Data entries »
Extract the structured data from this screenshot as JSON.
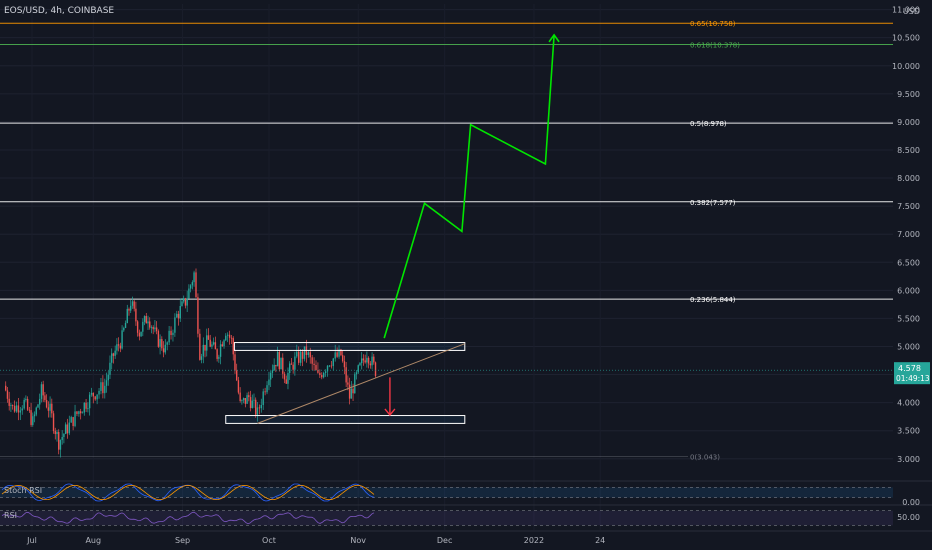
{
  "header": {
    "title": "EOS/USD, 4h, COINBASE"
  },
  "panels": {
    "stoch_label": "Stoch RSI",
    "rsi_label": "RSI",
    "stoch_axis_label": "0.00",
    "rsi_axis_label": "50.00"
  },
  "price_tag": {
    "value": "4.578",
    "countdown": "01:49:13",
    "color": "#26a69a"
  },
  "colors": {
    "background": "#131722",
    "up_candle": "#26a69a",
    "down_candle": "#ef5350",
    "fib_white": "#ffffff",
    "fib_orange": "#ff9800",
    "fib_green": "#4caf50",
    "fib_zero": "#787b86",
    "projection": "#00e600",
    "down_arrow": "#f23645",
    "trendline": "#b08968",
    "stoch_k": "#2962ff",
    "stoch_d": "#ff9800",
    "rsi_line": "#7e57c2"
  },
  "chart_data": {
    "type": "candlestick",
    "symbol": "EOS/USD",
    "timeframe": "4h",
    "exchange": "COINBASE",
    "y_axis": {
      "unit": "USD",
      "ticks": [
        "11.000",
        "10.500",
        "10.000",
        "9.500",
        "9.000",
        "8.500",
        "8.000",
        "7.500",
        "7.000",
        "6.500",
        "6.000",
        "5.500",
        "5.000",
        "4.500",
        "4.000",
        "3.500",
        "3.000"
      ],
      "range": [
        2.8,
        11.1
      ]
    },
    "x_axis": {
      "ticks": [
        "Jul",
        "Aug",
        "Sep",
        "Oct",
        "Nov",
        "Dec",
        "2022",
        "24"
      ]
    },
    "price_path": [
      [
        "2021-07-01",
        4.3
      ],
      [
        "2021-07-04",
        3.9
      ],
      [
        "2021-07-08",
        4.0
      ],
      [
        "2021-07-11",
        3.65
      ],
      [
        "2021-07-14",
        4.2
      ],
      [
        "2021-07-17",
        3.85
      ],
      [
        "2021-07-20",
        3.3
      ],
      [
        "2021-07-23",
        3.55
      ],
      [
        "2021-07-27",
        3.85
      ],
      [
        "2021-08-01",
        4.15
      ],
      [
        "2021-08-05",
        4.3
      ],
      [
        "2021-08-08",
        4.85
      ],
      [
        "2021-08-11",
        5.15
      ],
      [
        "2021-08-14",
        5.8
      ],
      [
        "2021-08-17",
        5.25
      ],
      [
        "2021-08-20",
        5.55
      ],
      [
        "2021-08-23",
        5.15
      ],
      [
        "2021-08-26",
        4.95
      ],
      [
        "2021-08-30",
        5.55
      ],
      [
        "2021-09-02",
        5.8
      ],
      [
        "2021-09-05",
        6.3
      ],
      [
        "2021-09-07",
        4.9
      ],
      [
        "2021-09-10",
        5.1
      ],
      [
        "2021-09-13",
        4.85
      ],
      [
        "2021-09-16",
        5.3
      ],
      [
        "2021-09-18",
        5.1
      ],
      [
        "2021-09-21",
        3.95
      ],
      [
        "2021-09-24",
        4.1
      ],
      [
        "2021-09-27",
        3.8
      ],
      [
        "2021-10-01",
        4.55
      ],
      [
        "2021-10-04",
        4.8
      ],
      [
        "2021-10-07",
        4.45
      ],
      [
        "2021-10-10",
        4.75
      ],
      [
        "2021-10-14",
        4.9
      ],
      [
        "2021-10-18",
        4.45
      ],
      [
        "2021-10-22",
        4.75
      ],
      [
        "2021-10-26",
        4.85
      ],
      [
        "2021-10-29",
        4.1
      ],
      [
        "2021-11-01",
        4.55
      ],
      [
        "2021-11-04",
        4.9
      ],
      [
        "2021-11-07",
        4.578
      ]
    ],
    "fibonacci_levels": [
      {
        "label": "0.65(10.758)",
        "value": 10.758,
        "color": "#ff9800"
      },
      {
        "label": "0.618(10.378)",
        "value": 10.378,
        "color": "#4caf50"
      },
      {
        "label": "0.5(8.978)",
        "value": 8.978,
        "color": "#ffffff"
      },
      {
        "label": "0.382(7.577)",
        "value": 7.577,
        "color": "#ffffff"
      },
      {
        "label": "0.236(5.844)",
        "value": 5.844,
        "color": "#ffffff"
      },
      {
        "label": "0(3.043)",
        "value": 3.043,
        "color": "#787b86"
      }
    ],
    "annotations": {
      "resistance_box": {
        "from": "2021-09-19",
        "to": "2021-12-08",
        "top": 5.07,
        "bottom": 4.93
      },
      "support_box": {
        "from": "2021-09-16",
        "to": "2021-12-08",
        "top": 3.77,
        "bottom": 3.63
      },
      "trendline": [
        [
          "2021-09-27",
          3.63
        ],
        [
          "2021-12-08",
          5.05
        ]
      ],
      "projection_path": [
        [
          "2021-11-10",
          5.15
        ],
        [
          "2021-11-24",
          7.55
        ],
        [
          "2021-12-07",
          7.05
        ],
        [
          "2021-12-10",
          8.95
        ],
        [
          "2022-01-05",
          8.25
        ],
        [
          "2022-01-08",
          10.55
        ]
      ],
      "down_arrow": [
        [
          "2021-11-12",
          4.45
        ],
        [
          "2021-11-12",
          3.78
        ]
      ]
    },
    "indicators": {
      "stoch_rsi": {
        "series": [
          {
            "name": "K"
          },
          {
            "name": "D"
          }
        ],
        "band_high": 80,
        "band_low": 20
      },
      "rsi": {
        "band_high": 70,
        "band_low": 30,
        "mid": 50
      }
    }
  }
}
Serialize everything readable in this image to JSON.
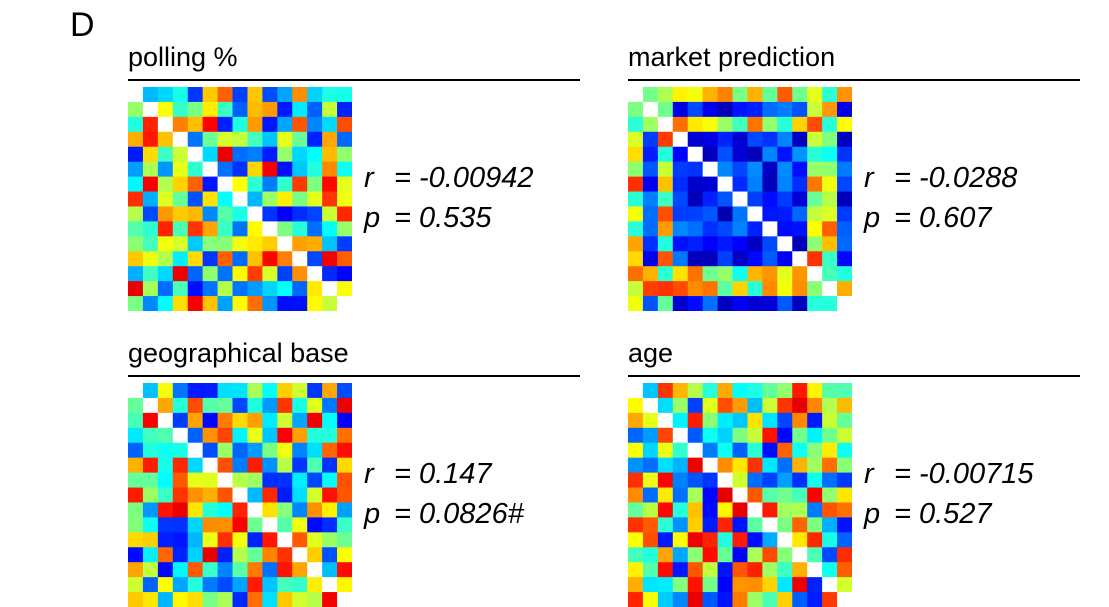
{
  "panel_letter": "D",
  "chart_data": [
    {
      "type": "heatmap",
      "title": "polling %",
      "stats": {
        "r_label": "r",
        "r_value": "= -0.00942",
        "p_label": "p",
        "p_value": "= 0.535"
      },
      "colormap": "jet",
      "diagonal": "white",
      "grid_on": false,
      "n": 15,
      "seed": 11
    },
    {
      "type": "heatmap",
      "title": "market prediction",
      "stats": {
        "r_label": "r",
        "r_value": "= -0.0288",
        "p_label": "p",
        "p_value": "= 0.607"
      },
      "colormap": "jet",
      "diagonal": "white",
      "grid_on": false,
      "n": 15,
      "seed": 23,
      "pattern": "blue block with outlier rows"
    },
    {
      "type": "heatmap",
      "title": "geographical base",
      "stats": {
        "r_label": "r",
        "r_value": "= 0.147",
        "p_label": "p",
        "p_value": "= 0.0826#"
      },
      "colormap": "jet",
      "diagonal": "white",
      "grid_on": false,
      "n": 15,
      "seed": 37
    },
    {
      "type": "heatmap",
      "title": "age",
      "stats": {
        "r_label": "r",
        "r_value": "= -0.00715",
        "p_label": "p",
        "p_value": "= 0.527"
      },
      "colormap": "jet",
      "diagonal": "white",
      "grid_on": false,
      "n": 15,
      "seed": 51
    }
  ]
}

Problem details » Reproduce the material above in full, exactly, with no images.

Correct result »
Extract the structured data from this screenshot as JSON.
{
  "header": {
    "title": "EOS/USD, 4h, COINBASE"
  },
  "panels": {
    "stoch_label": "Stoch RSI",
    "rsi_label": "RSI",
    "stoch_axis_label": "0.00",
    "rsi_axis_label": "50.00"
  },
  "price_tag": {
    "value": "4.578",
    "countdown": "01:49:13",
    "color": "#26a69a"
  },
  "colors": {
    "background": "#131722",
    "up_candle": "#26a69a",
    "down_candle": "#ef5350",
    "fib_white": "#ffffff",
    "fib_orange": "#ff9800",
    "fib_green": "#4caf50",
    "fib_zero": "#787b86",
    "projection": "#00e600",
    "down_arrow": "#f23645",
    "trendline": "#b08968",
    "stoch_k": "#2962ff",
    "stoch_d": "#ff9800",
    "rsi_line": "#7e57c2"
  },
  "chart_data": {
    "type": "candlestick",
    "symbol": "EOS/USD",
    "timeframe": "4h",
    "exchange": "COINBASE",
    "y_axis": {
      "unit": "USD",
      "ticks": [
        "11.000",
        "10.500",
        "10.000",
        "9.500",
        "9.000",
        "8.500",
        "8.000",
        "7.500",
        "7.000",
        "6.500",
        "6.000",
        "5.500",
        "5.000",
        "4.500",
        "4.000",
        "3.500",
        "3.000"
      ],
      "range": [
        2.8,
        11.1
      ]
    },
    "x_axis": {
      "ticks": [
        "Jul",
        "Aug",
        "Sep",
        "Oct",
        "Nov",
        "Dec",
        "2022",
        "24"
      ]
    },
    "price_path": [
      [
        "2021-07-01",
        4.3
      ],
      [
        "2021-07-04",
        3.9
      ],
      [
        "2021-07-08",
        4.0
      ],
      [
        "2021-07-11",
        3.65
      ],
      [
        "2021-07-14",
        4.2
      ],
      [
        "2021-07-17",
        3.85
      ],
      [
        "2021-07-20",
        3.3
      ],
      [
        "2021-07-23",
        3.55
      ],
      [
        "2021-07-27",
        3.85
      ],
      [
        "2021-08-01",
        4.15
      ],
      [
        "2021-08-05",
        4.3
      ],
      [
        "2021-08-08",
        4.85
      ],
      [
        "2021-08-11",
        5.15
      ],
      [
        "2021-08-14",
        5.8
      ],
      [
        "2021-08-17",
        5.25
      ],
      [
        "2021-08-20",
        5.55
      ],
      [
        "2021-08-23",
        5.15
      ],
      [
        "2021-08-26",
        4.95
      ],
      [
        "2021-08-30",
        5.55
      ],
      [
        "2021-09-02",
        5.8
      ],
      [
        "2021-09-05",
        6.3
      ],
      [
        "2021-09-07",
        4.9
      ],
      [
        "2021-09-10",
        5.1
      ],
      [
        "2021-09-13",
        4.85
      ],
      [
        "2021-09-16",
        5.3
      ],
      [
        "2021-09-18",
        5.1
      ],
      [
        "2021-09-21",
        3.95
      ],
      [
        "2021-09-24",
        4.1
      ],
      [
        "2021-09-27",
        3.8
      ],
      [
        "2021-10-01",
        4.55
      ],
      [
        "2021-10-04",
        4.8
      ],
      [
        "2021-10-07",
        4.45
      ],
      [
        "2021-10-10",
        4.75
      ],
      [
        "2021-10-14",
        4.9
      ],
      [
        "2021-10-18",
        4.45
      ],
      [
        "2021-10-22",
        4.75
      ],
      [
        "2021-10-26",
        4.85
      ],
      [
        "2021-10-29",
        4.1
      ],
      [
        "2021-11-01",
        4.55
      ],
      [
        "2021-11-04",
        4.9
      ],
      [
        "2021-11-07",
        4.578
      ]
    ],
    "fibonacci_levels": [
      {
        "label": "0.65(10.758)",
        "value": 10.758,
        "color": "#ff9800"
      },
      {
        "label": "0.618(10.378)",
        "value": 10.378,
        "color": "#4caf50"
      },
      {
        "label": "0.5(8.978)",
        "value": 8.978,
        "color": "#ffffff"
      },
      {
        "label": "0.382(7.577)",
        "value": 7.577,
        "color": "#ffffff"
      },
      {
        "label": "0.236(5.844)",
        "value": 5.844,
        "color": "#ffffff"
      },
      {
        "label": "0(3.043)",
        "value": 3.043,
        "color": "#787b86"
      }
    ],
    "annotations": {
      "resistance_box": {
        "from": "2021-09-19",
        "to": "2021-12-08",
        "top": 5.07,
        "bottom": 4.93
      },
      "support_box": {
        "from": "2021-09-16",
        "to": "2021-12-08",
        "top": 3.77,
        "bottom": 3.63
      },
      "trendline": [
        [
          "2021-09-27",
          3.63
        ],
        [
          "2021-12-08",
          5.05
        ]
      ],
      "projection_path": [
        [
          "2021-11-10",
          5.15
        ],
        [
          "2021-11-24",
          7.55
        ],
        [
          "2021-12-07",
          7.05
        ],
        [
          "2021-12-10",
          8.95
        ],
        [
          "2022-01-05",
          8.25
        ],
        [
          "2022-01-08",
          10.55
        ]
      ],
      "down_arrow": [
        [
          "2021-11-12",
          4.45
        ],
        [
          "2021-11-12",
          3.78
        ]
      ]
    },
    "indicators": {
      "stoch_rsi": {
        "series": [
          {
            "name": "K"
          },
          {
            "name": "D"
          }
        ],
        "band_high": 80,
        "band_low": 20
      },
      "rsi": {
        "band_high": 70,
        "band_low": 30,
        "mid": 50
      }
    }
  }
}
Serialize everything readable in this image to JSON.
{
  "panel_letter": "D",
  "chart_data": [
    {
      "type": "heatmap",
      "title": "polling %",
      "stats": {
        "r_label": "r",
        "r_value": "= -0.00942",
        "p_label": "p",
        "p_value": "= 0.535"
      },
      "colormap": "jet",
      "diagonal": "white",
      "grid_on": false,
      "n": 15,
      "seed": 11
    },
    {
      "type": "heatmap",
      "title": "market prediction",
      "stats": {
        "r_label": "r",
        "r_value": "= -0.0288",
        "p_label": "p",
        "p_value": "= 0.607"
      },
      "colormap": "jet",
      "diagonal": "white",
      "grid_on": false,
      "n": 15,
      "seed": 23,
      "pattern": "blue block with outlier rows"
    },
    {
      "type": "heatmap",
      "title": "geographical base",
      "stats": {
        "r_label": "r",
        "r_value": "= 0.147",
        "p_label": "p",
        "p_value": "= 0.0826#"
      },
      "colormap": "jet",
      "diagonal": "white",
      "grid_on": false,
      "n": 15,
      "seed": 37
    },
    {
      "type": "heatmap",
      "title": "age",
      "stats": {
        "r_label": "r",
        "r_value": "= -0.00715",
        "p_label": "p",
        "p_value": "= 0.527"
      },
      "colormap": "jet",
      "diagonal": "white",
      "grid_on": false,
      "n": 15,
      "seed": 51
    }
  ]
}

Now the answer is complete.